- [Problem requirements]: Leave out the pictures and copy every record exactly.

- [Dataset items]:
# # # #

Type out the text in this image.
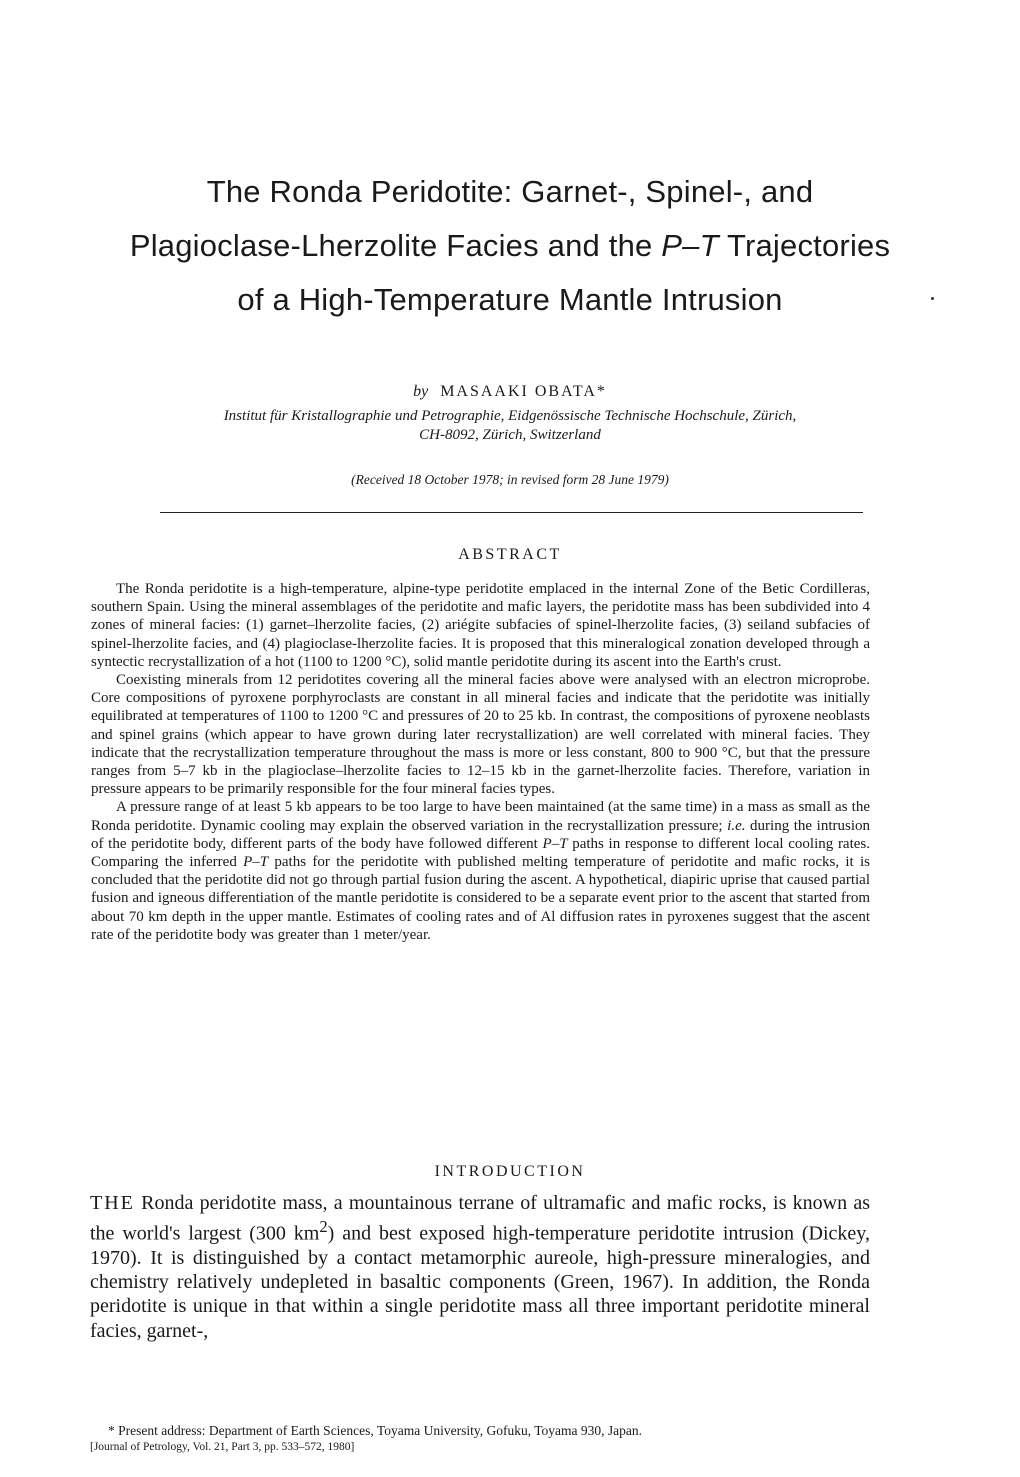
The Ronda Peridotite: Garnet-, Spinel-, and
Plagioclase-Lherzolite Facies and the P–T Trajectories
of a High-Temperature Mantle Intrusion
by MASAAKI OBATA*
Institut für Kristallographie und Petrographie, Eidgenössische Technische Hochschule, Zürich,
CH-8092, Zürich, Switzerland
(Received 18 October 1978; in revised form 28 June 1979)
ABSTRACT

The Ronda peridotite is a high-temperature, alpine-type peridotite emplaced in the internal Zone of the Betic Cordilleras, southern Spain. Using the mineral assemblages of the peridotite and mafic layers, the peridotite mass has been subdivided into 4 zones of mineral facies: (1) garnet–lherzolite facies, (2) ariégite subfacies of spinel-lherzolite facies, (3) seiland subfacies of spinel-lherzolite facies, and (4) plagioclase-lherzolite facies. It is proposed that this mineralogical zonation developed through a syntectic recrystallization of a hot (1100 to 1200 °C), solid mantle peridotite during its ascent into the Earth's crust.

Coexisting minerals from 12 peridotites covering all the mineral facies above were analysed with an electron microprobe. Core compositions of pyroxene porphyroclasts are constant in all mineral facies and indicate that the peridotite was initially equilibrated at temperatures of 1100 to 1200 °C and pressures of 20 to 25 kb. In contrast, the compositions of pyroxene neoblasts and spinel grains (which appear to have grown during later recrystallization) are well correlated with mineral facies. They indicate that the recrystallization temperature throughout the mass is more or less constant, 800 to 900 °C, but that the pressure ranges from 5–7 kb in the plagioclase–lherzolite facies to 12–15 kb in the garnet-lherzolite facies. Therefore, variation in pressure appears to be primarily responsible for the four mineral facies types.

A pressure range of at least 5 kb appears to be too large to have been maintained (at the same time) in a mass as small as the Ronda peridotite. Dynamic cooling may explain the observed variation in the recrystallization pressure; i.e. during the intrusion of the peridotite body, different parts of the body have followed different P–T paths in response to different local cooling rates. Comparing the inferred P–T paths for the peridotite with published melting temperature of peridotite and mafic rocks, it is concluded that the peridotite did not go through partial fusion during the ascent. A hypothetical, diapiric uprise that caused partial fusion and igneous differentiation of the mantle peridotite is considered to be a separate event prior to the ascent that started from about 70 km depth in the upper mantle. Estimates of cooling rates and of Al diffusion rates in pyroxenes suggest that the ascent rate of the peridotite body was greater than 1 meter/year.

INTRODUCTION

THE Ronda peridotite mass, a mountainous terrane of ultramafic and mafic rocks, is known as the world's largest (300 $km^2$) and best exposed high-temperature peridotite intrusion (Dickey, 1970). It is distinguished by a contact metamorphic aureole, high-pressure mineralogies, and chemistry relatively undepleted in basaltic components (Green, 1967). In addition, the Ronda peridotite is unique in that within a single peridotite mass all three important peridotite mineral facies, garnet-,

* Present address: Department of Earth Sciences, Toyama University, Gofuku, Toyama 930, Japan.
[Journal of Petrology, Vol. 21, Part 3, pp. 533–572, 1980]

# # # #

- [Solution below]:
Type out the text in this image.
The Ronda Peridotite: Garnet-, Spinel-, and
Plagioclase-Lherzolite Facies and the P–T Trajectories
of a High-Temperature Mantle Intrusion
by MASAAKI OBATA*
Institut für Kristallographie und Petrographie, Eidgenössische Technische Hochschule, Zürich,
CH-8092, Zürich, Switzerland
(Received 18 October 1978; in revised form 28 June 1979)
ABSTRACT

The Ronda peridotite is a high-temperature, alpine-type peridotite emplaced in the internal Zone of the Betic Cordilleras, southern Spain. Using the mineral assemblages of the peridotite and mafic layers, the peridotite mass has been subdivided into 4 zones of mineral facies: (1) garnet–lherzolite facies, (2) ariégite subfacies of spinel-lherzolite facies, (3) seiland subfacies of spinel-lherzolite facies, and (4) plagioclase-lherzolite facies. It is proposed that this mineralogical zonation developed through a syntectic recrystallization of a hot (1100 to 1200 °C), solid mantle peridotite during its ascent into the Earth's crust.

Coexisting minerals from 12 peridotites covering all the mineral facies above were analysed with an electron microprobe. Core compositions of pyroxene porphyroclasts are constant in all mineral facies and indicate that the peridotite was initially equilibrated at temperatures of 1100 to 1200 °C and pressures of 20 to 25 kb. In contrast, the compositions of pyroxene neoblasts and spinel grains (which appear to have grown during later recrystallization) are well correlated with mineral facies. They indicate that the recrystallization temperature throughout the mass is more or less constant, 800 to 900 °C, but that the pressure ranges from 5–7 kb in the plagioclase–lherzolite facies to 12–15 kb in the garnet-lherzolite facies. Therefore, variation in pressure appears to be primarily responsible for the four mineral facies types.

A pressure range of at least 5 kb appears to be too large to have been maintained (at the same time) in a mass as small as the Ronda peridotite. Dynamic cooling may explain the observed variation in the recrystallization pressure; i.e. during the intrusion of the peridotite body, different parts of the body have followed different P–T paths in response to different local cooling rates. Comparing the inferred P–T paths for the peridotite with published melting temperature of peridotite and mafic rocks, it is concluded that the peridotite did not go through partial fusion during the ascent. A hypothetical, diapiric uprise that caused partial fusion and igneous differentiation of the mantle peridotite is considered to be a separate event prior to the ascent that started from about 70 km depth in the upper mantle. Estimates of cooling rates and of Al diffusion rates in pyroxenes suggest that the ascent rate of the peridotite body was greater than 1 meter/year.

INTRODUCTION

THE Ronda peridotite mass, a mountainous terrane of ultramafic and mafic rocks, is known as the world's largest (300 $km^2$) and best exposed high-temperature peridotite intrusion (Dickey, 1970). It is distinguished by a contact metamorphic aureole, high-pressure mineralogies, and chemistry relatively undepleted in basaltic components (Green, 1967). In addition, the Ronda peridotite is unique in that within a single peridotite mass all three important peridotite mineral facies, garnet-,

* Present address: Department of Earth Sciences, Toyama University, Gofuku, Toyama 930, Japan.
[Journal of Petrology, Vol. 21, Part 3, pp. 533–572, 1980]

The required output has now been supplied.